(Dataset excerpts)
━━━━━━━━━━━━━━━━━━━━

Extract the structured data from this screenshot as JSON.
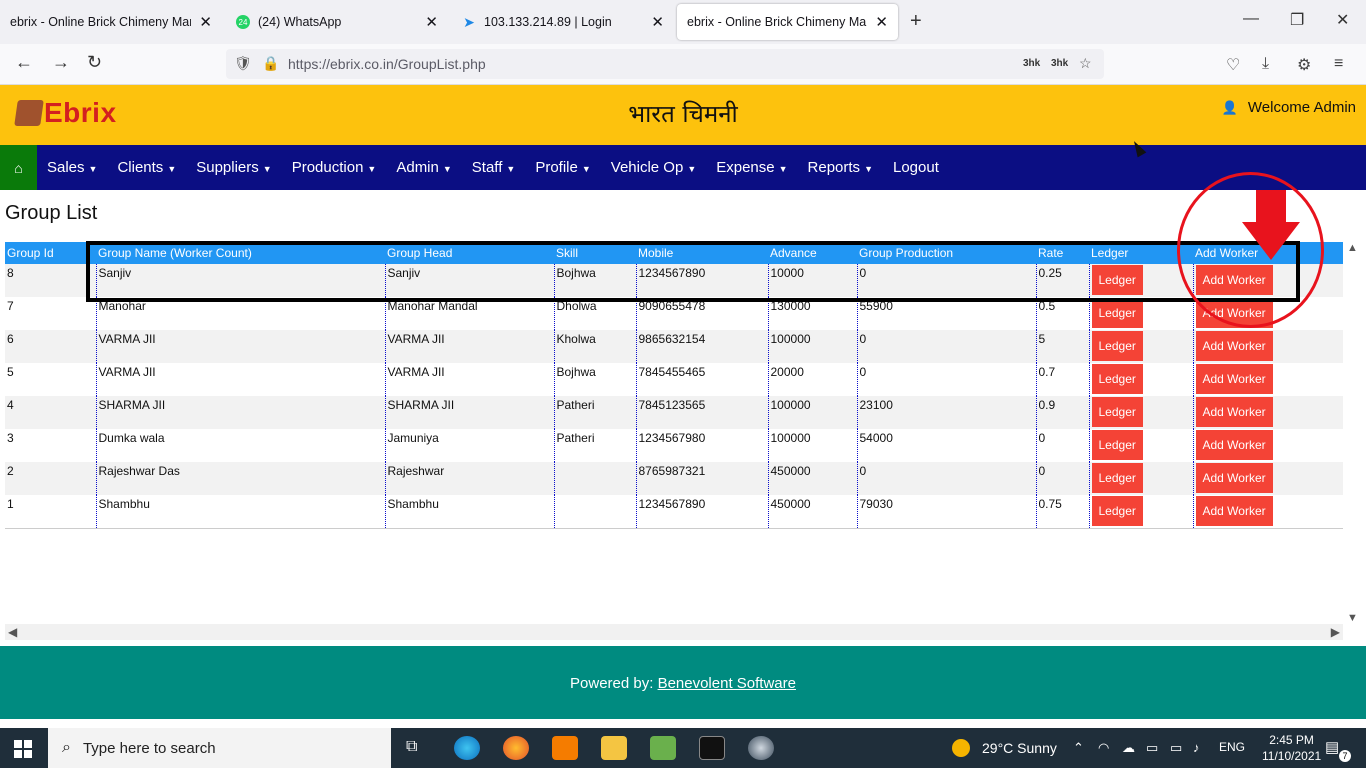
{
  "browser": {
    "tabs": [
      {
        "title": "ebrix - Online Brick Chimeny Manag",
        "active": false
      },
      {
        "title": "(24) WhatsApp",
        "active": false
      },
      {
        "title": "103.133.214.89 | Login",
        "active": false
      },
      {
        "title": "ebrix - Online Brick Chimeny Manag",
        "active": true
      }
    ],
    "url": "https://ebrix.co.in/GroupList.php",
    "zoom_a": "3hk",
    "zoom_b": "3hk",
    "whatsapp_badge": "24"
  },
  "header": {
    "logo_text": "Ebrix",
    "site_name": "भारत चिमनी",
    "welcome": "Welcome Admin"
  },
  "menu": {
    "items": [
      "Sales",
      "Clients",
      "Suppliers",
      "Production",
      "Admin",
      "Staff",
      "Profile",
      "Vehicle Op",
      "Expense",
      "Reports"
    ],
    "logout": "Logout"
  },
  "page": {
    "title": "Group List"
  },
  "table": {
    "headers": [
      "Group Id",
      "Group Name (Worker Count)",
      "Group Head",
      "Skill",
      "Mobile",
      "Advance",
      "Group Production",
      "Rate",
      "Ledger",
      "Add Worker"
    ],
    "rows": [
      {
        "id": "8",
        "name": "Sanjiv",
        "head": "Sanjiv",
        "skill": "Bojhwa",
        "mobile": "1234567890",
        "advance": "10000",
        "production": "0",
        "rate": "0.25",
        "ledger": "Ledger",
        "add": "Add Worker"
      },
      {
        "id": "7",
        "name": "Manohar",
        "head": "Manohar Mandal",
        "skill": "Dholwa",
        "mobile": "9090655478",
        "advance": "130000",
        "production": "55900",
        "rate": "0.5",
        "ledger": "Ledger",
        "add": "Add Worker"
      },
      {
        "id": "6",
        "name": "VARMA JII",
        "head": "VARMA JII",
        "skill": "Kholwa",
        "mobile": "9865632154",
        "advance": "100000",
        "production": "0",
        "rate": "5",
        "ledger": "Ledger",
        "add": "Add Worker"
      },
      {
        "id": "5",
        "name": "VARMA JII",
        "head": "VARMA JII",
        "skill": "Bojhwa",
        "mobile": "7845455465",
        "advance": "20000",
        "production": "0",
        "rate": "0.7",
        "ledger": "Ledger",
        "add": "Add Worker"
      },
      {
        "id": "4",
        "name": "SHARMA JII",
        "head": "SHARMA JII",
        "skill": "Patheri",
        "mobile": "7845123565",
        "advance": "100000",
        "production": "23100",
        "rate": "0.9",
        "ledger": "Ledger",
        "add": "Add Worker"
      },
      {
        "id": "3",
        "name": "Dumka wala",
        "head": "Jamuniya",
        "skill": "Patheri",
        "mobile": "1234567980",
        "advance": "100000",
        "production": "54000",
        "rate": "0",
        "ledger": "Ledger",
        "add": "Add Worker"
      },
      {
        "id": "2",
        "name": "Rajeshwar Das",
        "head": "Rajeshwar",
        "skill": "",
        "mobile": "8765987321",
        "advance": "450000",
        "production": "0",
        "rate": "0",
        "ledger": "Ledger",
        "add": "Add Worker"
      },
      {
        "id": "1",
        "name": "Shambhu",
        "head": "Shambhu",
        "skill": "",
        "mobile": "1234567890",
        "advance": "450000",
        "production": "79030",
        "rate": "0.75",
        "ledger": "Ledger",
        "add": "Add Worker"
      }
    ]
  },
  "footer": {
    "prefix": "Powered by: ",
    "link": "Benevolent Software"
  },
  "taskbar": {
    "search_placeholder": "Type here to search",
    "weather": "29°C  Sunny",
    "lang": "ENG",
    "time": "2:45 PM",
    "date": "11/10/2021",
    "notifications": "7"
  },
  "colors": {
    "header_bg": "#fdc20d",
    "menu_bg": "#0b0e83",
    "home_bg": "#0a7a0a",
    "table_header": "#2196f3",
    "button": "#f44336",
    "footer_bg": "#008b80",
    "annotation_red": "#e8131d"
  }
}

━━━━━━━━━━━━━━━━━━━━

Task statement: Output each line exactly; omit every picture.

Response to this task:
Extract the structured data from this screenshot as JSON.
{
  "browser": {
    "tabs": [
      {
        "title": "ebrix - Online Brick Chimeny Manag",
        "active": false
      },
      {
        "title": "(24) WhatsApp",
        "active": false
      },
      {
        "title": "103.133.214.89 | Login",
        "active": false
      },
      {
        "title": "ebrix - Online Brick Chimeny Manag",
        "active": true
      }
    ],
    "url": "https://ebrix.co.in/GroupList.php",
    "zoom_a": "3hk",
    "zoom_b": "3hk",
    "whatsapp_badge": "24"
  },
  "header": {
    "logo_text": "Ebrix",
    "site_name": "भारत चिमनी",
    "welcome": "Welcome Admin"
  },
  "menu": {
    "items": [
      "Sales",
      "Clients",
      "Suppliers",
      "Production",
      "Admin",
      "Staff",
      "Profile",
      "Vehicle Op",
      "Expense",
      "Reports"
    ],
    "logout": "Logout"
  },
  "page": {
    "title": "Group List"
  },
  "table": {
    "headers": [
      "Group Id",
      "Group Name (Worker Count)",
      "Group Head",
      "Skill",
      "Mobile",
      "Advance",
      "Group Production",
      "Rate",
      "Ledger",
      "Add Worker"
    ],
    "rows": [
      {
        "id": "8",
        "name": "Sanjiv",
        "head": "Sanjiv",
        "skill": "Bojhwa",
        "mobile": "1234567890",
        "advance": "10000",
        "production": "0",
        "rate": "0.25",
        "ledger": "Ledger",
        "add": "Add Worker"
      },
      {
        "id": "7",
        "name": "Manohar",
        "head": "Manohar Mandal",
        "skill": "Dholwa",
        "mobile": "9090655478",
        "advance": "130000",
        "production": "55900",
        "rate": "0.5",
        "ledger": "Ledger",
        "add": "Add Worker"
      },
      {
        "id": "6",
        "name": "VARMA JII",
        "head": "VARMA JII",
        "skill": "Kholwa",
        "mobile": "9865632154",
        "advance": "100000",
        "production": "0",
        "rate": "5",
        "ledger": "Ledger",
        "add": "Add Worker"
      },
      {
        "id": "5",
        "name": "VARMA JII",
        "head": "VARMA JII",
        "skill": "Bojhwa",
        "mobile": "7845455465",
        "advance": "20000",
        "production": "0",
        "rate": "0.7",
        "ledger": "Ledger",
        "add": "Add Worker"
      },
      {
        "id": "4",
        "name": "SHARMA JII",
        "head": "SHARMA JII",
        "skill": "Patheri",
        "mobile": "7845123565",
        "advance": "100000",
        "production": "23100",
        "rate": "0.9",
        "ledger": "Ledger",
        "add": "Add Worker"
      },
      {
        "id": "3",
        "name": "Dumka wala",
        "head": "Jamuniya",
        "skill": "Patheri",
        "mobile": "1234567980",
        "advance": "100000",
        "production": "54000",
        "rate": "0",
        "ledger": "Ledger",
        "add": "Add Worker"
      },
      {
        "id": "2",
        "name": "Rajeshwar Das",
        "head": "Rajeshwar",
        "skill": "",
        "mobile": "8765987321",
        "advance": "450000",
        "production": "0",
        "rate": "0",
        "ledger": "Ledger",
        "add": "Add Worker"
      },
      {
        "id": "1",
        "name": "Shambhu",
        "head": "Shambhu",
        "skill": "",
        "mobile": "1234567890",
        "advance": "450000",
        "production": "79030",
        "rate": "0.75",
        "ledger": "Ledger",
        "add": "Add Worker"
      }
    ]
  },
  "footer": {
    "prefix": "Powered by: ",
    "link": "Benevolent Software"
  },
  "taskbar": {
    "search_placeholder": "Type here to search",
    "weather": "29°C  Sunny",
    "lang": "ENG",
    "time": "2:45 PM",
    "date": "11/10/2021",
    "notifications": "7"
  },
  "colors": {
    "header_bg": "#fdc20d",
    "menu_bg": "#0b0e83",
    "home_bg": "#0a7a0a",
    "table_header": "#2196f3",
    "button": "#f44336",
    "footer_bg": "#008b80",
    "annotation_red": "#e8131d"
  }
}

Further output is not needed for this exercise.